§ **本文**:
不思議なことだが、ここに来て安倍内閣の支持率が不支持率を上回る世論調査が数社から出ている。支持不支持が、逆転までいかないが支持率が下げ止まっている。安倍内閣の支持率と云うもの、安倍晋三が5年半も政権の座にいると、内閣支持率ではなく、安倍晋三個人への評価のバロメータ化しているのが実情のようだ。つまり、最近の内閣支持率調査は、安倍晋三に対する、その時々の時系列な、世間の寸評的要素が強くなったと言えるのだろう。

最近の世論調査の結果を分析する場合、その世論調査の、調査時期と安倍晋三が活動しているように見える“為政活動”がどれだけの時間量、テレビ画面に映っているかが重要なファクターとなり、調査結果に反映するのではないかと考えるようになってきた。そもそも論で言えば、各メディアのお手盛りデータに過ぎないと云う疑念もつきまとうが、それを言ってしまうと、話が続かないので、それはさておこう。

§ **表示データ**:
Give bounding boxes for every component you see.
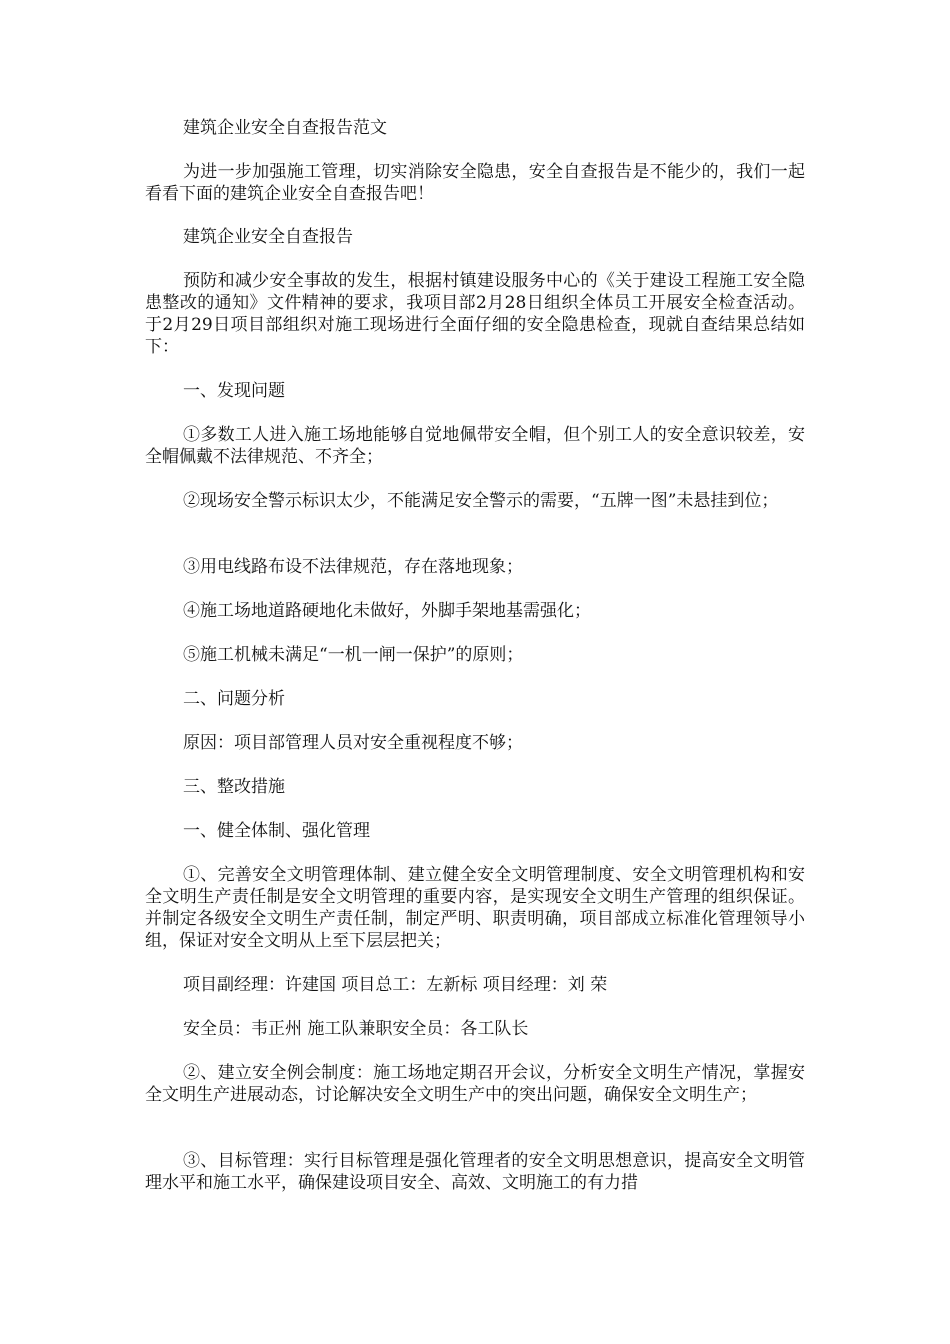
---
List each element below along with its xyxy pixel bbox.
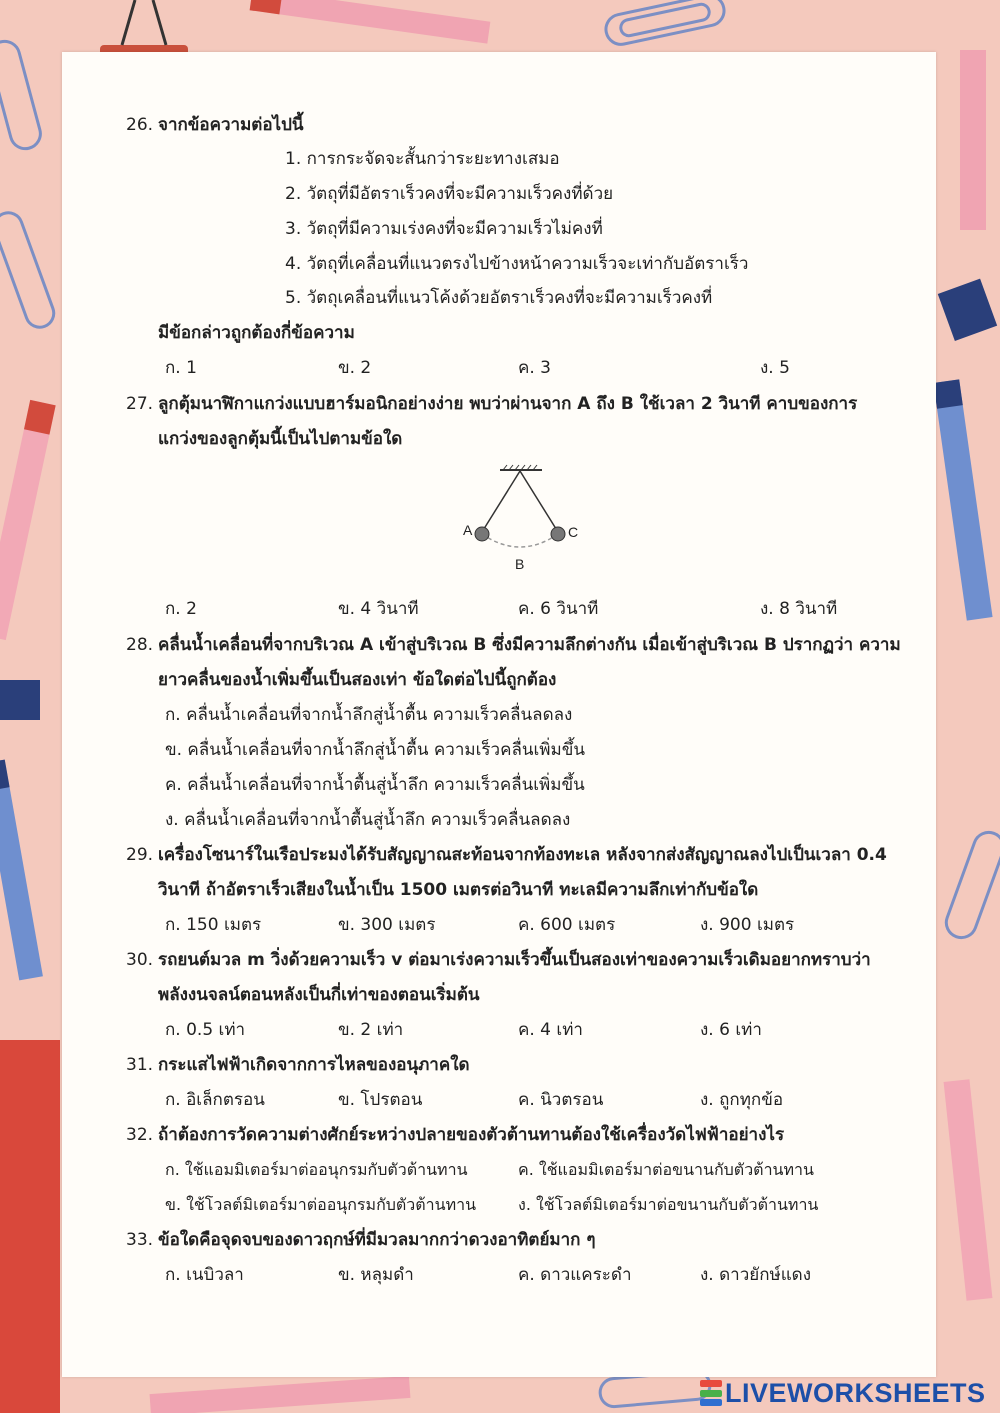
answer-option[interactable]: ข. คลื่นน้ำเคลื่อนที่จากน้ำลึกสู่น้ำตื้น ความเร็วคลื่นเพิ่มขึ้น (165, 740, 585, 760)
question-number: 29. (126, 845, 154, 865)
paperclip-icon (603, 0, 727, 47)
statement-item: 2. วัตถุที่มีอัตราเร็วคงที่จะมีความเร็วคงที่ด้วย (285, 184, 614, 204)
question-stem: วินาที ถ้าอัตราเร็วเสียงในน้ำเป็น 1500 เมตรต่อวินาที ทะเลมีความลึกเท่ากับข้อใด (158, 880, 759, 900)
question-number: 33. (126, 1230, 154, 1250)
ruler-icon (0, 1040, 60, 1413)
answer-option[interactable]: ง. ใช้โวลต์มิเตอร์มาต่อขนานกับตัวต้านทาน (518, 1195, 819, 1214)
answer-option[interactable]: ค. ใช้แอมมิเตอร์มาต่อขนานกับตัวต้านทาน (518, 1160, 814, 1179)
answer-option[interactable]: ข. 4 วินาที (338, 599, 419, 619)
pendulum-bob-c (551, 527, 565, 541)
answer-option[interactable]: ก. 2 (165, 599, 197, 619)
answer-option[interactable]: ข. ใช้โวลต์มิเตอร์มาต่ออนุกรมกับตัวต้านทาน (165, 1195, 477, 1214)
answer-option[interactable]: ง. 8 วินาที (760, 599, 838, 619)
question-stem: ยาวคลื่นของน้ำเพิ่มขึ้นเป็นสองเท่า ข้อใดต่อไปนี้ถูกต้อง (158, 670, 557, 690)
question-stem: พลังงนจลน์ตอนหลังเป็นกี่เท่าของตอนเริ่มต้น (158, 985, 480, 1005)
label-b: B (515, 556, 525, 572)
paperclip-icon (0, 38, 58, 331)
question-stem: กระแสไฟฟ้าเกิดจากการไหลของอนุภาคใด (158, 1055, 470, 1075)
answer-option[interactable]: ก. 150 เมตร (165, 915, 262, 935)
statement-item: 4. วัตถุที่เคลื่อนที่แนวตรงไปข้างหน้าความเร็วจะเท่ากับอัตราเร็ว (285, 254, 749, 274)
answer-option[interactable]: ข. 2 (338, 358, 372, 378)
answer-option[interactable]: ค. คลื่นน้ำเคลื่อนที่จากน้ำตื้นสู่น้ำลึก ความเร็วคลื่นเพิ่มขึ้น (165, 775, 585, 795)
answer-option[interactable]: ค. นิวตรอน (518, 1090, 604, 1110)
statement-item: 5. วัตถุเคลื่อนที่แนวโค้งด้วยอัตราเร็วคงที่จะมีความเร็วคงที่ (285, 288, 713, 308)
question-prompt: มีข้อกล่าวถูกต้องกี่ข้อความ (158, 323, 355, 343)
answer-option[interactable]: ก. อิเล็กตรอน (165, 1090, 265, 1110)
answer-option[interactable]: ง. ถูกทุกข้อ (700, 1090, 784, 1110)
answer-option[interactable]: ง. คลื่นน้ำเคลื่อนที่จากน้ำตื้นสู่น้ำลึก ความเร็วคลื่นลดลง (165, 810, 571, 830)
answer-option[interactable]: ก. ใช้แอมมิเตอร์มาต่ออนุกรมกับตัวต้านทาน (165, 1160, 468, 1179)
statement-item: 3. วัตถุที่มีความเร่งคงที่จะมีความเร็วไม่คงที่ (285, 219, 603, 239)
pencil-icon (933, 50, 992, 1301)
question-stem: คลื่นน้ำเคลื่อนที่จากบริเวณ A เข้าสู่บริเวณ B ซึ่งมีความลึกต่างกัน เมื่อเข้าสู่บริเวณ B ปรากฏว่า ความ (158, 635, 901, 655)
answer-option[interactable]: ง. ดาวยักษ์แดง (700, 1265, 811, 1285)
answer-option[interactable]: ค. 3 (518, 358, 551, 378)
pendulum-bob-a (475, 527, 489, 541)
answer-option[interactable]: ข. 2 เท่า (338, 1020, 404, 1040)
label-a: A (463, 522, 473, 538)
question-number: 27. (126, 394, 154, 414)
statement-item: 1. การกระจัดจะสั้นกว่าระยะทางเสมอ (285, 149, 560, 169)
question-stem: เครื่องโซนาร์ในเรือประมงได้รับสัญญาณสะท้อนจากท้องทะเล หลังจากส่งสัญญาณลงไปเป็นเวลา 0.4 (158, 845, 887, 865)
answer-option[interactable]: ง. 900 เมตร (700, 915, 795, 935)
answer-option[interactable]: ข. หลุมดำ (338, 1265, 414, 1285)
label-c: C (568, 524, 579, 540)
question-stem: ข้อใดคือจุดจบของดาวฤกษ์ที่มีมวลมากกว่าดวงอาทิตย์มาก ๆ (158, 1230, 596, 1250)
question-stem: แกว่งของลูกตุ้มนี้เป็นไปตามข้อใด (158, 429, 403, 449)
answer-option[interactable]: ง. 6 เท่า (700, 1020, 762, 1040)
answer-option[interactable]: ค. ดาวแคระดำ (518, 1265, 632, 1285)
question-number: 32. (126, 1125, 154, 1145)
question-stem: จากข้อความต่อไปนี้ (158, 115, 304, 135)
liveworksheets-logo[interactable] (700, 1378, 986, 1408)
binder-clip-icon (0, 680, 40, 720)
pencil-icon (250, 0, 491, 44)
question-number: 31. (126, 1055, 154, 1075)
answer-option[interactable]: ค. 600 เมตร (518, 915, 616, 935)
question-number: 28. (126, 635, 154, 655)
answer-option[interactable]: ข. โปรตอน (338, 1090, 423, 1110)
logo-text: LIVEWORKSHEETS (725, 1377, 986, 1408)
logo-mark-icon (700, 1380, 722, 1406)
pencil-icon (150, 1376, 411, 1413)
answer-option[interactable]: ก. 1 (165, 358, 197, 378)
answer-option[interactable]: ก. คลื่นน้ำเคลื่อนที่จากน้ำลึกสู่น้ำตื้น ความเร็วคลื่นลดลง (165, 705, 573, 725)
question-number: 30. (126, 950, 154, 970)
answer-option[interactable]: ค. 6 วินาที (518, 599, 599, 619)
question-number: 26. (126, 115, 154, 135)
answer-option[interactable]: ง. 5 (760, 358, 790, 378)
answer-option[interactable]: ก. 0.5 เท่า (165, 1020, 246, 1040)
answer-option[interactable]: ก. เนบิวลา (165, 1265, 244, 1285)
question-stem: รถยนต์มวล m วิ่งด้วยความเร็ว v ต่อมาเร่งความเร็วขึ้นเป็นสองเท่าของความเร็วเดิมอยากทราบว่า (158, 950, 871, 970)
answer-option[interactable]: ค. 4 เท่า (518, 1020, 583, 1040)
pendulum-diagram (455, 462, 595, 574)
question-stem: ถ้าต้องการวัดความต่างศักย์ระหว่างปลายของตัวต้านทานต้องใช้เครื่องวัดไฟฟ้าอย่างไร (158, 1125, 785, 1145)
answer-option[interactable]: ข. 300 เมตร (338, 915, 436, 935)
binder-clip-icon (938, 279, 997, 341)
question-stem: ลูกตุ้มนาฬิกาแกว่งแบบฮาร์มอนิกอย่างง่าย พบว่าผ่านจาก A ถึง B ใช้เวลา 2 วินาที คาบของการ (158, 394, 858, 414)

§ **課題**: 内閣支持率についての本文のうち、「不思議なことだが、ここに来て」から「強くなったと言えるのだろう。」までの全部を、「バロメータ」を「指標」に差し替えて書き改めてください。

§ **回答**:
不思議なことだが、ここに来て安倍内閣の支持率が不支持率を上回る世論調査が数社から出ている。支持不支持が、逆転までいかないが支持率が下げ止まっている。安倍内閣の支持率と云うもの、安倍晋三が5年半も政権の座にいると、内閣支持率ではなく、安倍晋三個人への評価の指標化しているのが実情のようだ。つまり、最近の内閣支持率調査は、安倍晋三に対する、その時々の時系列な、世間の寸評的要素が強くなったと言えるのだろう。